What the exercise asks: Output the entries verbatim, including every line.

Material to process:
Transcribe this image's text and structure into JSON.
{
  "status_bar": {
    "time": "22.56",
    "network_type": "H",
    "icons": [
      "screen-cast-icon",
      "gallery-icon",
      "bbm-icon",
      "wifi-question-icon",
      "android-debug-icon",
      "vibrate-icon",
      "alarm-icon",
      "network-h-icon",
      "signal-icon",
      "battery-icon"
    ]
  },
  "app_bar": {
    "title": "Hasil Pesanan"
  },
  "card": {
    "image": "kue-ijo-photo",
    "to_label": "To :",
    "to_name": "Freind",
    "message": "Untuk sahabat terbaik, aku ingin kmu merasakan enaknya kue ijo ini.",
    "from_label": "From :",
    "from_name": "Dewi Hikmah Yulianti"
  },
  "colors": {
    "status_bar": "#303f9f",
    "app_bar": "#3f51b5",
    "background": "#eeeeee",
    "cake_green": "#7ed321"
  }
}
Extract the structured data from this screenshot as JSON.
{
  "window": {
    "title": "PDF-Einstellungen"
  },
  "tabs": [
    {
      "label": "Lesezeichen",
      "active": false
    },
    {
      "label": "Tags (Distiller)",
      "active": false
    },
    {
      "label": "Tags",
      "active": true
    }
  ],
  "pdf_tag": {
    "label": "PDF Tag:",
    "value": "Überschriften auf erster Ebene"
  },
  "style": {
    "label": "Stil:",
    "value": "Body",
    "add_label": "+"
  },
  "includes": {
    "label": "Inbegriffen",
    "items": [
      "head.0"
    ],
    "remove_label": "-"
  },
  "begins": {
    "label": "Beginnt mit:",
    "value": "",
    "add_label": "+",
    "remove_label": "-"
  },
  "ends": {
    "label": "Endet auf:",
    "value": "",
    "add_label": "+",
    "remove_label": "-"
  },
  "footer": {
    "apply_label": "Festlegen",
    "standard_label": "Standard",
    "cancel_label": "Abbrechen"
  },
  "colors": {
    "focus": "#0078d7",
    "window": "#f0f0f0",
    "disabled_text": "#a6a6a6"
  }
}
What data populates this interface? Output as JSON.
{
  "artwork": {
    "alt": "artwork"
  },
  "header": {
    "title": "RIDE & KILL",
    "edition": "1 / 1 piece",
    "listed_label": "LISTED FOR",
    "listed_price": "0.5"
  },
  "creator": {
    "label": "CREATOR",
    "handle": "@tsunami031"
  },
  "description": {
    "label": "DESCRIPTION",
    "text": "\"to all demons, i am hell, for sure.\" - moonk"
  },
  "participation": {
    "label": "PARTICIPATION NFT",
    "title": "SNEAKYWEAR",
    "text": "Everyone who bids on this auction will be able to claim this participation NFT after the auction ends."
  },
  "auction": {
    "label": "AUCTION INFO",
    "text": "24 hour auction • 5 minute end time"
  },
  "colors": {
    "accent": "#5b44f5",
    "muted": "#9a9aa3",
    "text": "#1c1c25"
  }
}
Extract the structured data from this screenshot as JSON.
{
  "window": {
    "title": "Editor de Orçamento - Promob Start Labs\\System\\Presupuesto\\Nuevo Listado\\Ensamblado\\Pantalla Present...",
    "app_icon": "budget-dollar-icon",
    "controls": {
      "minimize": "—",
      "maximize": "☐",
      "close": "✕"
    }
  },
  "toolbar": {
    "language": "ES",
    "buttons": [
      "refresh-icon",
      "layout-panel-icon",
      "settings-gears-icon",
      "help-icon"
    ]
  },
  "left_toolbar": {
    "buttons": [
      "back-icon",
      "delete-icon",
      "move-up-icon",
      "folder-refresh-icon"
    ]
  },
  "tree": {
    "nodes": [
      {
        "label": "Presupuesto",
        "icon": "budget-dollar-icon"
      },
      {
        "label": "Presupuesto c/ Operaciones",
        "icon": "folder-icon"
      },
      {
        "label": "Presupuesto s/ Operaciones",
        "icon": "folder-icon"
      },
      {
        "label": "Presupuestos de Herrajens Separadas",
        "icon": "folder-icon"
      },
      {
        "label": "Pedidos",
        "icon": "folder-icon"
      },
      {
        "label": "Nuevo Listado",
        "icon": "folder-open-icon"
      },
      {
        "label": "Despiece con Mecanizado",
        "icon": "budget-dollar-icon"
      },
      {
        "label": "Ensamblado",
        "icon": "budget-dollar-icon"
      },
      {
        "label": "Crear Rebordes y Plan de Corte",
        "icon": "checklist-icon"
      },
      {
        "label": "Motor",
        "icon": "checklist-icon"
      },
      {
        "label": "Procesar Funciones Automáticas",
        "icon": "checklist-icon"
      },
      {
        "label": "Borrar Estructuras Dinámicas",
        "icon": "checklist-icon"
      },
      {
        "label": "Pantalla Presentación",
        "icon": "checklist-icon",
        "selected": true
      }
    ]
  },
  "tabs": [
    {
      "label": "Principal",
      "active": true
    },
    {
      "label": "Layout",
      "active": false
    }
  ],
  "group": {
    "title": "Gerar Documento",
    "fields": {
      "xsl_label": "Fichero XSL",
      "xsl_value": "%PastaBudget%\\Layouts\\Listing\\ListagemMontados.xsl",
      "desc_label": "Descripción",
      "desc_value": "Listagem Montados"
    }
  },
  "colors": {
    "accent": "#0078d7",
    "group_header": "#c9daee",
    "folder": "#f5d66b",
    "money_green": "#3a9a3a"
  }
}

Response to this task:
Transcribe this image's text and structure into JSON.
{
  "status_bar": {
    "time": "22.56",
    "network_type": "H",
    "icons": [
      "screen-cast-icon",
      "gallery-icon",
      "bbm-icon",
      "wifi-question-icon",
      "android-debug-icon",
      "vibrate-icon",
      "alarm-icon",
      "network-h-icon",
      "signal-icon",
      "battery-icon"
    ]
  },
  "app_bar": {
    "title": "Hasil Pesanan"
  },
  "card": {
    "image": "kue-ijo-photo",
    "to_label": "To :",
    "to_name": "Freind",
    "message": "Untuk sahabat terbaik, aku ingin kmu merasakan enaknya kue ijo ini.",
    "from_label": "From :",
    "from_name": "Dewi Hikmah Yulianti"
  },
  "colors": {
    "status_bar": "#303f9f",
    "app_bar": "#3f51b5",
    "background": "#eeeeee",
    "cake_green": "#7ed321"
  }
}
Extract the structured data from this screenshot as JSON.
{
  "window": {
    "title": "PDF-Einstellungen"
  },
  "tabs": [
    {
      "label": "Lesezeichen",
      "active": false
    },
    {
      "label": "Tags (Distiller)",
      "active": false
    },
    {
      "label": "Tags",
      "active": true
    }
  ],
  "pdf_tag": {
    "label": "PDF Tag:",
    "value": "Überschriften auf erster Ebene"
  },
  "style": {
    "label": "Stil:",
    "value": "Body",
    "add_label": "+"
  },
  "includes": {
    "label": "Inbegriffen",
    "items": [
      "head.0"
    ],
    "remove_label": "-"
  },
  "begins": {
    "label": "Beginnt mit:",
    "value": "",
    "add_label": "+",
    "remove_label": "-"
  },
  "ends": {
    "label": "Endet auf:",
    "value": "",
    "add_label": "+",
    "remove_label": "-"
  },
  "footer": {
    "apply_label": "Festlegen",
    "standard_label": "Standard",
    "cancel_label": "Abbrechen"
  },
  "colors": {
    "focus": "#0078d7",
    "window": "#f0f0f0",
    "disabled_text": "#a6a6a6"
  }
}
What data populates this interface? Output as JSON.
{
  "artwork": {
    "alt": "artwork"
  },
  "header": {
    "title": "RIDE & KILL",
    "edition": "1 / 1 piece",
    "listed_label": "LISTED FOR",
    "listed_price": "0.5"
  },
  "creator": {
    "label": "CREATOR",
    "handle": "@tsunami031"
  },
  "description": {
    "label": "DESCRIPTION",
    "text": "\"to all demons, i am hell, for sure.\" - moonk"
  },
  "participation": {
    "label": "PARTICIPATION NFT",
    "title": "SNEAKYWEAR",
    "text": "Everyone who bids on this auction will be able to claim this participation NFT after the auction ends."
  },
  "auction": {
    "label": "AUCTION INFO",
    "text": "24 hour auction • 5 minute end time"
  },
  "colors": {
    "accent": "#5b44f5",
    "muted": "#9a9aa3",
    "text": "#1c1c25"
  }
}
Extract the structured data from this screenshot as JSON.
{
  "window": {
    "title": "Editor de Orçamento - Promob Start Labs\\System\\Presupuesto\\Nuevo Listado\\Ensamblado\\Pantalla Present...",
    "app_icon": "budget-dollar-icon",
    "controls": {
      "minimize": "—",
      "maximize": "☐",
      "close": "✕"
    }
  },
  "toolbar": {
    "language": "ES",
    "buttons": [
      "refresh-icon",
      "layout-panel-icon",
      "settings-gears-icon",
      "help-icon"
    ]
  },
  "left_toolbar": {
    "buttons": [
      "back-icon",
      "delete-icon",
      "move-up-icon",
      "folder-refresh-icon"
    ]
  },
  "tree": {
    "nodes": [
      {
        "label": "Presupuesto",
        "icon": "budget-dollar-icon"
      },
      {
        "label": "Presupuesto c/ Operaciones",
        "icon": "folder-icon"
      },
      {
        "label": "Presupuesto s/ Operaciones",
        "icon": "folder-icon"
      },
      {
        "label": "Presupuestos de Herrajens Separadas",
        "icon": "folder-icon"
      },
      {
        "label": "Pedidos",
        "icon": "folder-icon"
      },
      {
        "label": "Nuevo Listado",
        "icon": "folder-open-icon"
      },
      {
        "label": "Despiece con Mecanizado",
        "icon": "budget-dollar-icon"
      },
      {
        "label": "Ensamblado",
        "icon": "budget-dollar-icon"
      },
      {
        "label": "Crear Rebordes y Plan de Corte",
        "icon": "checklist-icon"
      },
      {
        "label": "Motor",
        "icon": "checklist-icon"
      },
      {
        "label": "Procesar Funciones Automáticas",
        "icon": "checklist-icon"
      },
      {
        "label": "Borrar Estructuras Dinámicas",
        "icon": "checklist-icon"
      },
      {
        "label": "Pantalla Presentación",
        "icon": "checklist-icon",
        "selected": true
      }
    ]
  },
  "tabs": [
    {
      "label": "Principal",
      "active": true
    },
    {
      "label": "Layout",
      "active": false
    }
  ],
  "group": {
    "title": "Gerar Documento",
    "fields": {
      "xsl_label": "Fichero XSL",
      "xsl_value": "%PastaBudget%\\Layouts\\Listing\\ListagemMontados.xsl",
      "desc_label": "Descripción",
      "desc_value": "Listagem Montados"
    }
  },
  "colors": {
    "accent": "#0078d7",
    "group_header": "#c9daee",
    "folder": "#f5d66b",
    "money_green": "#3a9a3a"
  }
}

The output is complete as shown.